→ **Set problem**
Look through the data below. Collect every line where the word "IEEE" occurs.

→ **Excerpted records**
□ □ □
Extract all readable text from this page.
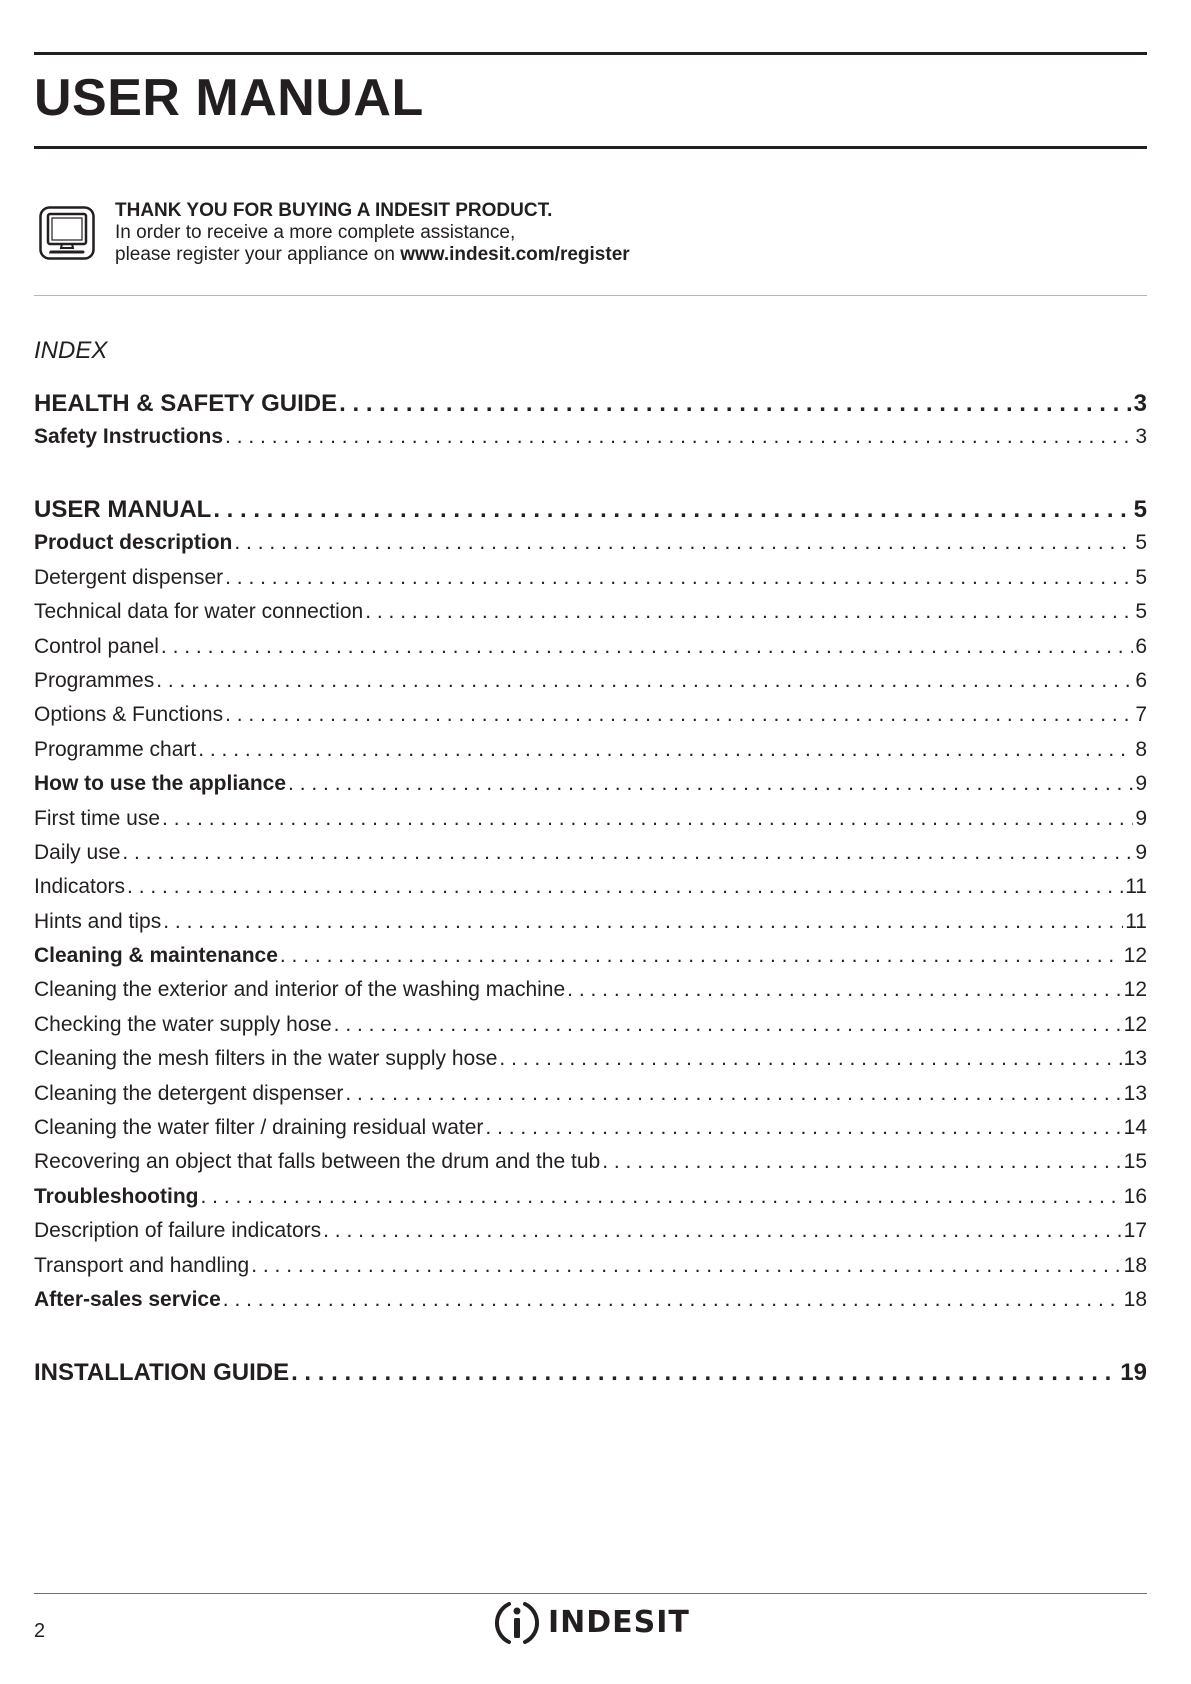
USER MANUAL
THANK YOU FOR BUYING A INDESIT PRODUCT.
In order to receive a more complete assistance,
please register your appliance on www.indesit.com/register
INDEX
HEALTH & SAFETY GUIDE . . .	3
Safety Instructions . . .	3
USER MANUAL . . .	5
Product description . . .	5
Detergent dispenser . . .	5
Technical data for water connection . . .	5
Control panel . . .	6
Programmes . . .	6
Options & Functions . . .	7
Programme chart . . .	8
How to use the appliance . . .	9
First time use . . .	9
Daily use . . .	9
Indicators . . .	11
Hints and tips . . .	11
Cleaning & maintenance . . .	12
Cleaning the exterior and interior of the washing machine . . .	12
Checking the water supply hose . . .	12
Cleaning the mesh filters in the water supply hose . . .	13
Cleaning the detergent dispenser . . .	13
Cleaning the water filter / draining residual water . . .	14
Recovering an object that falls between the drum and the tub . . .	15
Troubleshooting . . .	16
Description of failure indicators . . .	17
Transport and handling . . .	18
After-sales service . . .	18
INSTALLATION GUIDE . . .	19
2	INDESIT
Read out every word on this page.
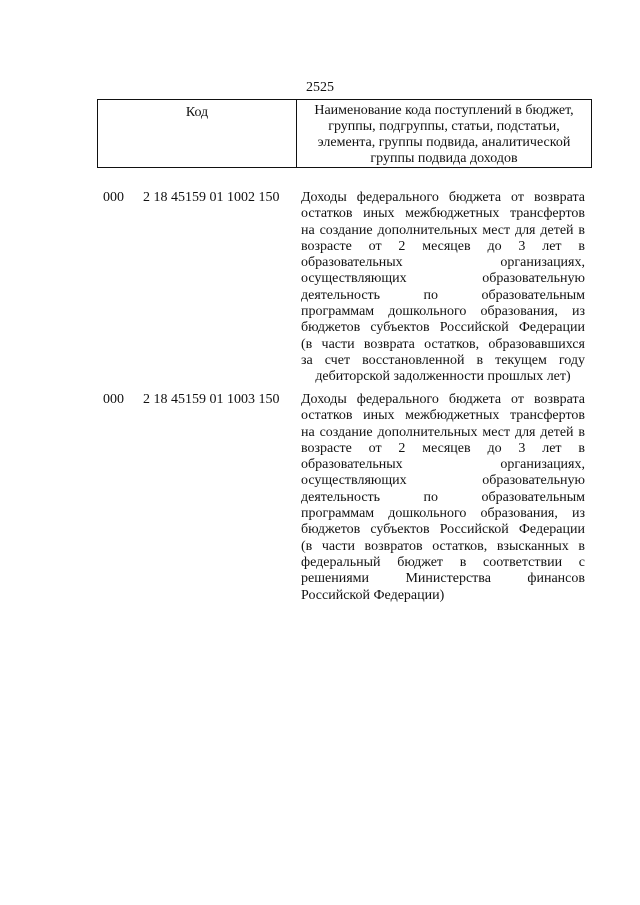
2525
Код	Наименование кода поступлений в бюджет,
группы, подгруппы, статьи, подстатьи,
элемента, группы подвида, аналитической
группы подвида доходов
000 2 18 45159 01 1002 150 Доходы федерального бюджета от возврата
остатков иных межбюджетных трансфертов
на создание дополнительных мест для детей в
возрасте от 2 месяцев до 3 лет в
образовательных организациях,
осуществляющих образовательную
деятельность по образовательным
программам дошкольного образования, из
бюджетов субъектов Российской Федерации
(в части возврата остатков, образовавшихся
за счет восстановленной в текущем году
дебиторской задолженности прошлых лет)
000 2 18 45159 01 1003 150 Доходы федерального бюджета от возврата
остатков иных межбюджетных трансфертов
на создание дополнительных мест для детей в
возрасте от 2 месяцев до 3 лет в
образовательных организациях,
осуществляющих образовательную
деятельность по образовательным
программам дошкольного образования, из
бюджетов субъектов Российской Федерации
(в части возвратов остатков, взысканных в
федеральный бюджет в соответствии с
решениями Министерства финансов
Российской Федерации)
□ □ □
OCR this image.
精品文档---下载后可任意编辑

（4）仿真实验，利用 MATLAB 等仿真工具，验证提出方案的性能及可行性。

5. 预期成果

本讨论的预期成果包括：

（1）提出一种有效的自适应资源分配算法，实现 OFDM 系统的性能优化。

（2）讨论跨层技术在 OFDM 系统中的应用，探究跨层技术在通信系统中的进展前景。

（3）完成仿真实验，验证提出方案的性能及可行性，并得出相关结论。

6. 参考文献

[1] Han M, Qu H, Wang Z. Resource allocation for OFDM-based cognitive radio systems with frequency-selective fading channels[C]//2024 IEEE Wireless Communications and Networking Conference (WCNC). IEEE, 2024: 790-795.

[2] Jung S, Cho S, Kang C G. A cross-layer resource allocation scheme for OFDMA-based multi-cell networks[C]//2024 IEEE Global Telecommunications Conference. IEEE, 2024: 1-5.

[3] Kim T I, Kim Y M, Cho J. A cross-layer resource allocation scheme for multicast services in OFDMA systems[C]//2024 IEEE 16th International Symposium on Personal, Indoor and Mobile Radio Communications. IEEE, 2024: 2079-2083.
□ □ □
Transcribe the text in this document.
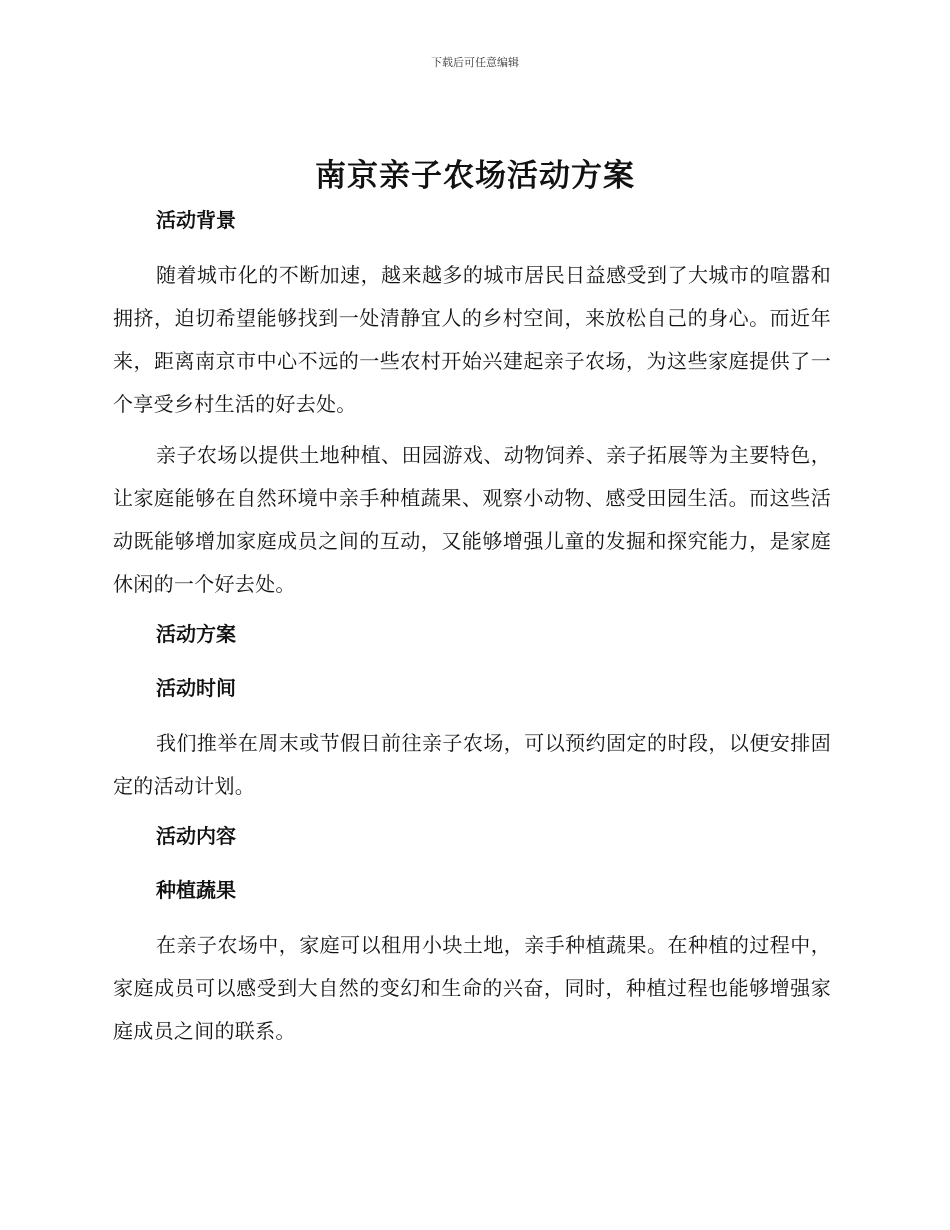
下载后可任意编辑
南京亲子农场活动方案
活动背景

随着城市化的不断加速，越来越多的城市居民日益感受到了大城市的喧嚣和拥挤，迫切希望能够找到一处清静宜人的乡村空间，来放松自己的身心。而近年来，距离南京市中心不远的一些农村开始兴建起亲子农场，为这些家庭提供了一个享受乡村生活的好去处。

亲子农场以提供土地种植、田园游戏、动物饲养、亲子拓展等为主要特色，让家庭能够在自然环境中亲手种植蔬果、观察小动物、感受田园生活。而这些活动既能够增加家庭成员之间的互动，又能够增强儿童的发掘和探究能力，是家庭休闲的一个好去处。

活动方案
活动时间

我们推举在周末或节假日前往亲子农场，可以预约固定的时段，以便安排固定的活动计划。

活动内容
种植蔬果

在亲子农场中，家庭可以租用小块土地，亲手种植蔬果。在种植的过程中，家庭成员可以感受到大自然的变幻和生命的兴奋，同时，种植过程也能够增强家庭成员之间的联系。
□ □ □
→ **Solution below**
[1] Han M, Qu H, Wang Z. Resource allocation for OFDM-based cognitive radio systems with frequency-selective fading channels[C]//2024 IEEE Wireless Communications and Networking Conference (WCNC). IEEE, 2024: 790-795.
[2] Jung S, Cho S, Kang C G. A cross-layer resource allocation scheme for OFDMA-based multi-cell networks[C]//2024 IEEE Global Telecommunications Conference. IEEE, 2024: 1-5.
[3] Kim T I, Kim Y M, Cho J. A cross-layer resource allocation scheme for multicast services in OFDMA systems[C]//2024 IEEE 16th International Symposium on Personal, Indoor and Mobile Radio Communications. IEEE, 2024: 2079-2083.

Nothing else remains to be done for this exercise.